▸ **What is needed**
Tally every line of the listing below that holds "сельской", then give the tally alone.

▸ **Data records**
▬▬▬▬▬▬

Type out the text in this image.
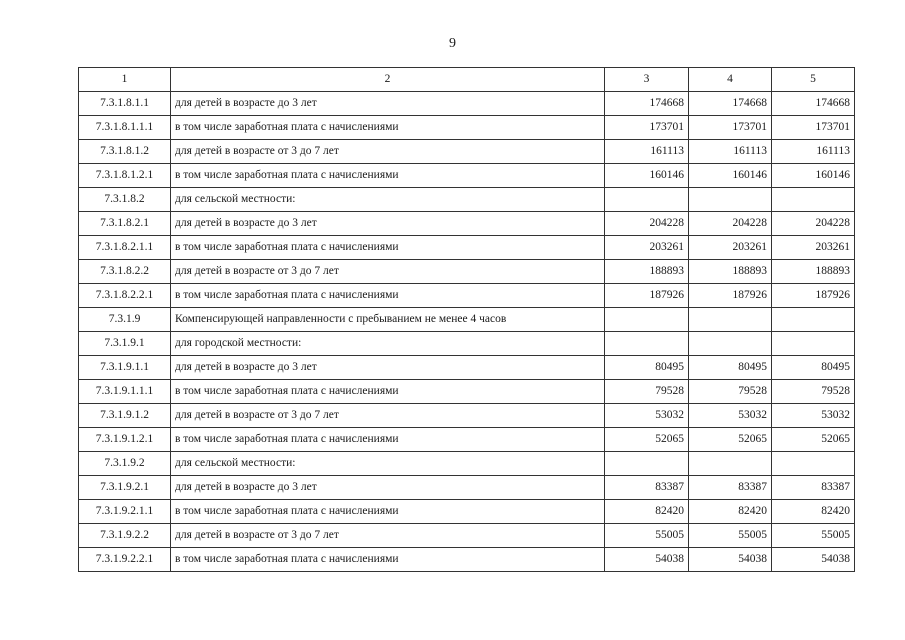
9
1	2	3	4	5
7.3.1.8.1.1	для детей в возрасте до 3 лет	174668	174668	174668
7.3.1.8.1.1.1	в том числе заработная плата с начислениями	173701	173701	173701
7.3.1.8.1.2	для детей в возрасте от 3 до 7 лет	161113	161113	161113
7.3.1.8.1.2.1	в том числе заработная плата с начислениями	160146	160146	160146
7.3.1.8.2	для сельской местности:			
7.3.1.8.2.1	для детей в возрасте до 3 лет	204228	204228	204228
7.3.1.8.2.1.1	в том числе заработная плата с начислениями	203261	203261	203261
7.3.1.8.2.2	для детей в возрасте от 3 до 7 лет	188893	188893	188893
7.3.1.8.2.2.1	в том числе заработная плата с начислениями	187926	187926	187926
7.3.1.9	Компенсирующей направленности с пребыванием не менее 4 часов			
7.3.1.9.1	для городской местности:			
7.3.1.9.1.1	для детей в возрасте до 3 лет	80495	80495	80495
7.3.1.9.1.1.1	в том числе заработная плата с начислениями	79528	79528	79528
7.3.1.9.1.2	для детей в возрасте от 3 до 7 лет	53032	53032	53032
7.3.1.9.1.2.1	в том числе заработная плата с начислениями	52065	52065	52065
7.3.1.9.2	для сельской местности:			
7.3.1.9.2.1	для детей в возрасте до 3 лет	83387	83387	83387
7.3.1.9.2.1.1	в том числе заработная плата с начислениями	82420	82420	82420
7.3.1.9.2.2	для детей в возрасте от 3 до 7 лет	55005	55005	55005
7.3.1.9.2.2.1	в том числе заработная плата с начислениями	54038	54038	54038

▬▬▬▬▬▬

▸ **Result of the exercise**
2